■ Task statement ■
In the records below, find each line with the word "icon" and copy it.

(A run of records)
START

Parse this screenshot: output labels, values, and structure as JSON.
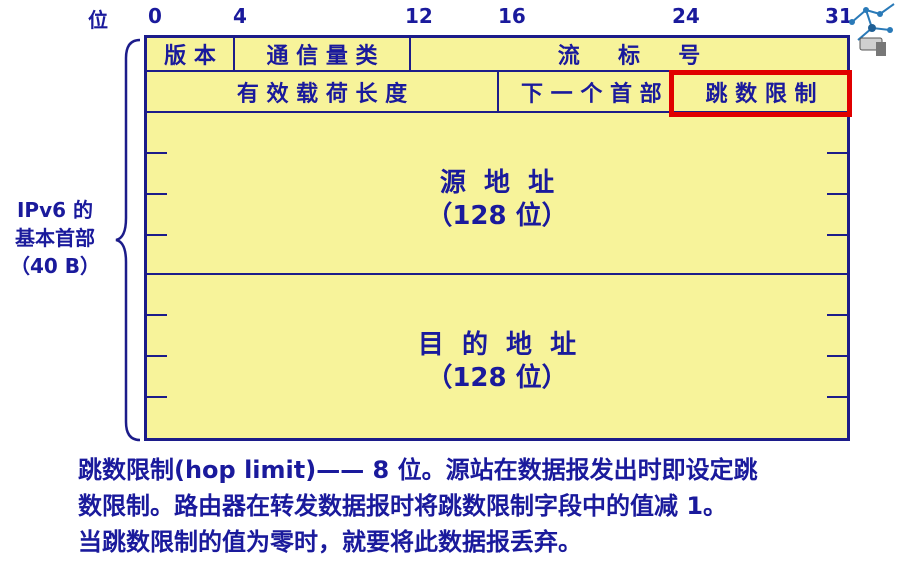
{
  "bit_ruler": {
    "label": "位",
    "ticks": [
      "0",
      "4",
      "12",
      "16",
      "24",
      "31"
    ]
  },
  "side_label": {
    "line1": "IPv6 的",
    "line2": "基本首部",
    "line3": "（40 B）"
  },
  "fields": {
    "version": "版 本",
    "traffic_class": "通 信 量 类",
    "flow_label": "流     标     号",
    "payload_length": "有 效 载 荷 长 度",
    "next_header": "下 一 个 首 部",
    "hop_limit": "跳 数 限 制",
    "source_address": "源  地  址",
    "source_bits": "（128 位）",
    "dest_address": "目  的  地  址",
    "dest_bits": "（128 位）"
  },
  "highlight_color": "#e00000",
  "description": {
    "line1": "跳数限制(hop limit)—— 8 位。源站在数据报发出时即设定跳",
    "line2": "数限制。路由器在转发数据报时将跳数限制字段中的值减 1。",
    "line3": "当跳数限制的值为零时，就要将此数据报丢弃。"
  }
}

END
START

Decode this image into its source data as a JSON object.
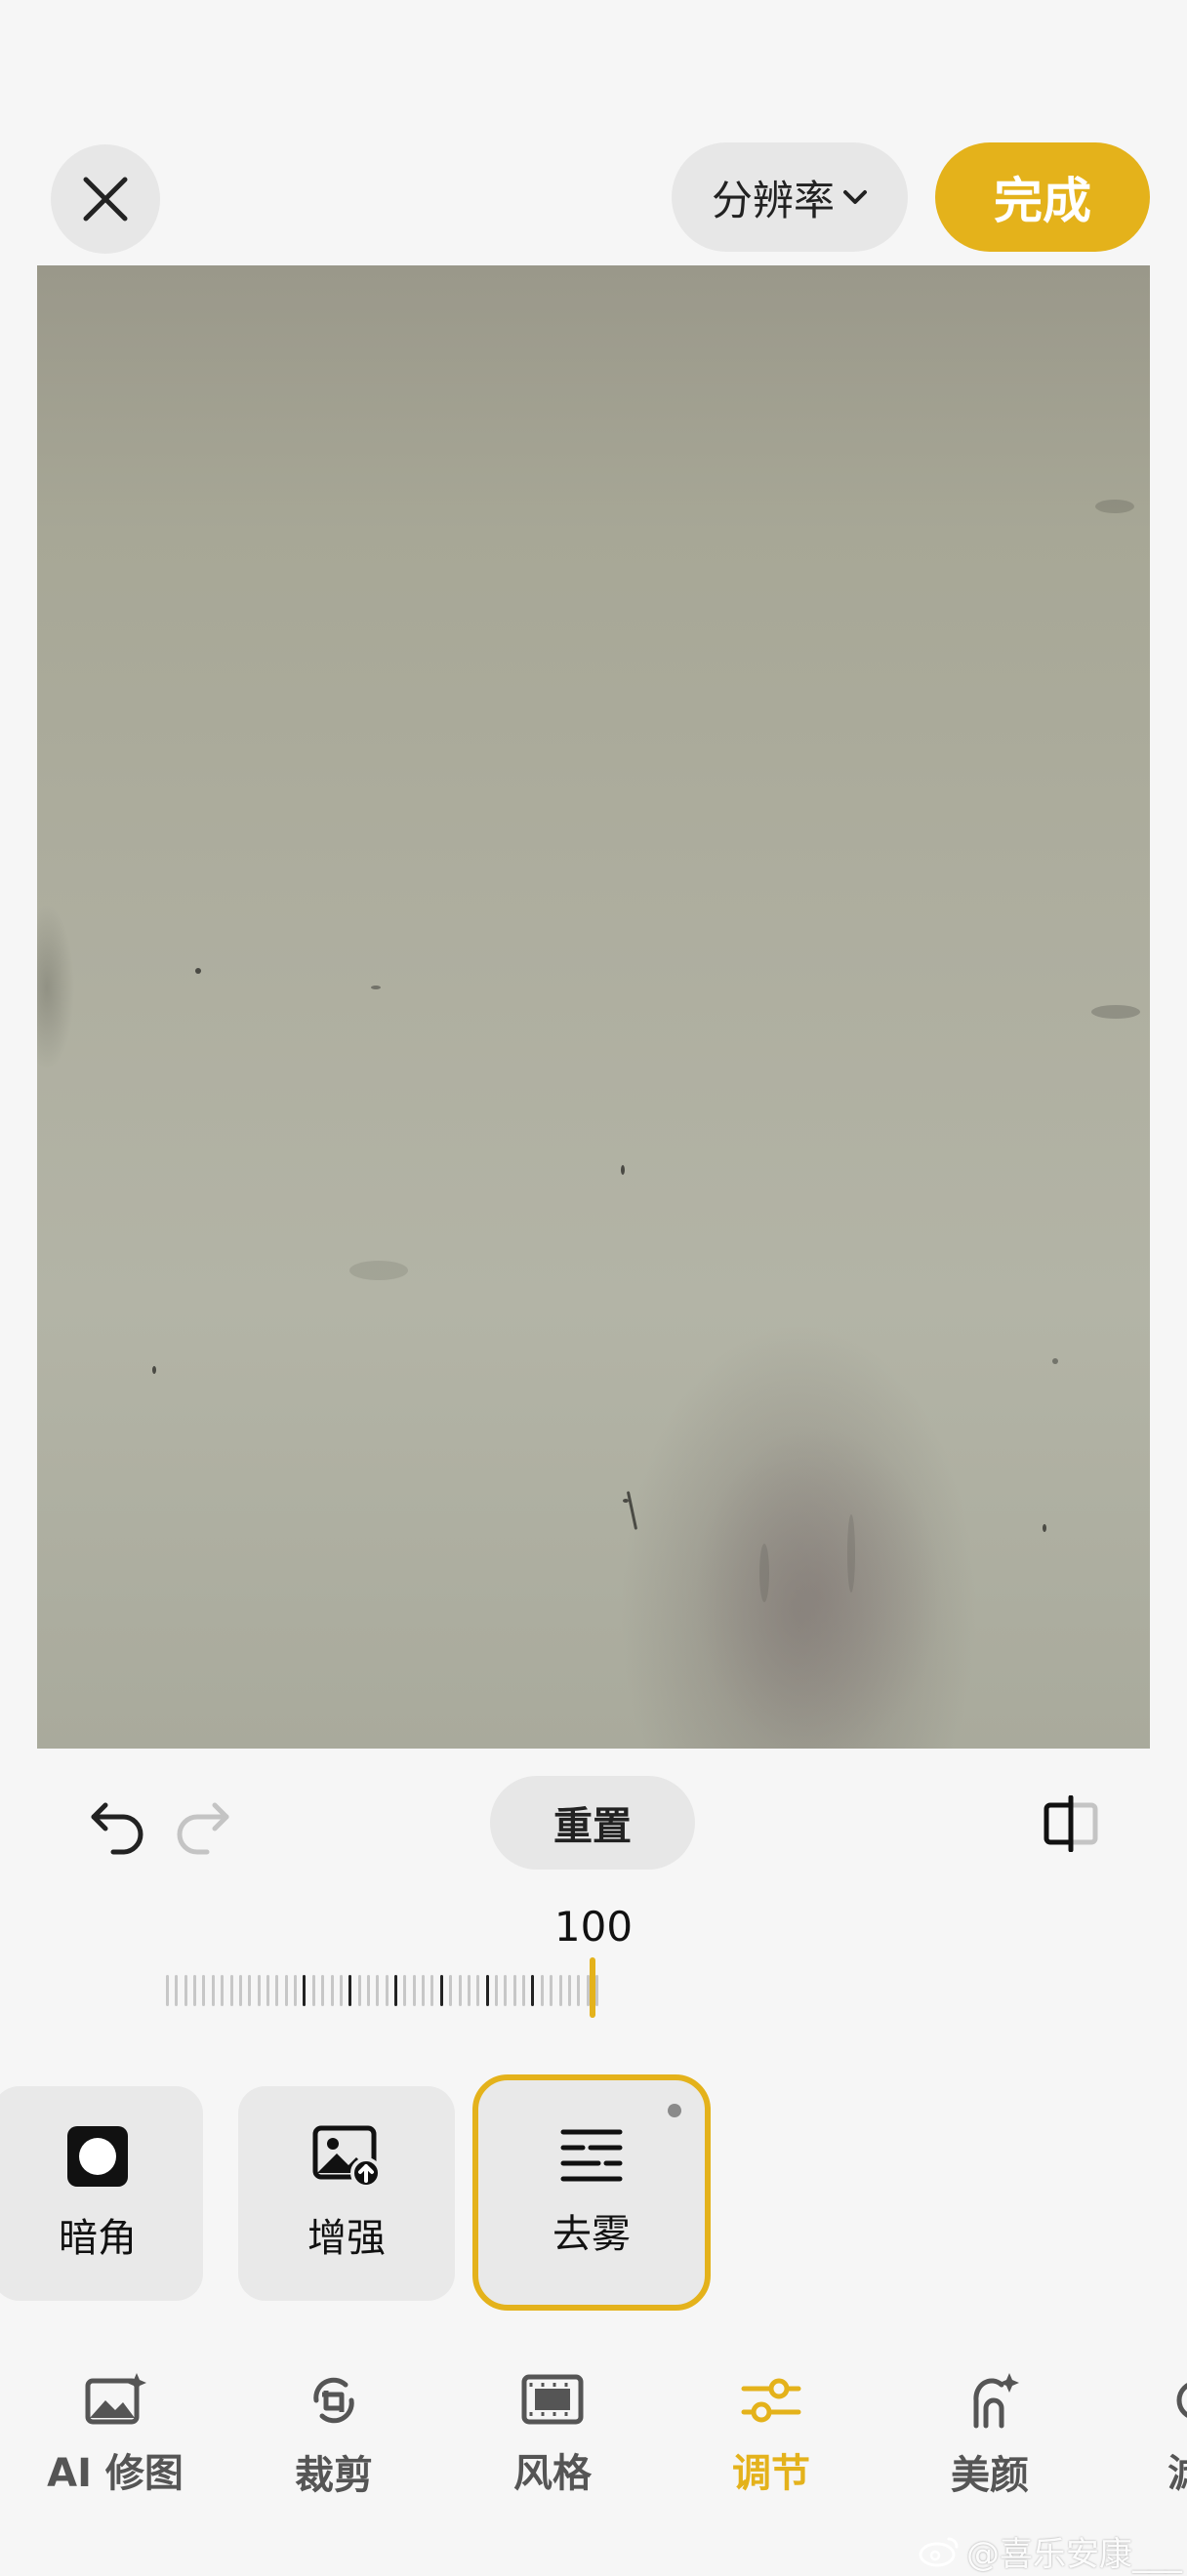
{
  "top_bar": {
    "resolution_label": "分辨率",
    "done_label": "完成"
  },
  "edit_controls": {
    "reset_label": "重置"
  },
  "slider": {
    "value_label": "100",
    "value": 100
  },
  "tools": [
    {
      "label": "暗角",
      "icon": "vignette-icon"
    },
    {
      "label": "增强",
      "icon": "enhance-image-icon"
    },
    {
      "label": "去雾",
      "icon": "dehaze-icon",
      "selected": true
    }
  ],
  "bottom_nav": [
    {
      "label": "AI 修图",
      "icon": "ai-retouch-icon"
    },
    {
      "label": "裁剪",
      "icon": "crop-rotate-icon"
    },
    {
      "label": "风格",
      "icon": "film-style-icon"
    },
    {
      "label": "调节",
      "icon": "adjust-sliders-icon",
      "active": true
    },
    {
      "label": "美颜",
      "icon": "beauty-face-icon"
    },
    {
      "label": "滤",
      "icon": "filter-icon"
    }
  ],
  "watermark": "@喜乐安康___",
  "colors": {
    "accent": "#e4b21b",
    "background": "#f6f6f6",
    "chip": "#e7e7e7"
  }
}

END

■ Solution for this task ■
      "icon": "vignette-icon"
      "icon": "enhance-image-icon"
      "icon": "dehaze-icon",
      "icon": "ai-retouch-icon"
      "icon": "crop-rotate-icon"
      "icon": "film-style-icon"
      "icon": "adjust-sliders-icon",
      "icon": "beauty-face-icon"
      "icon": "filter-icon"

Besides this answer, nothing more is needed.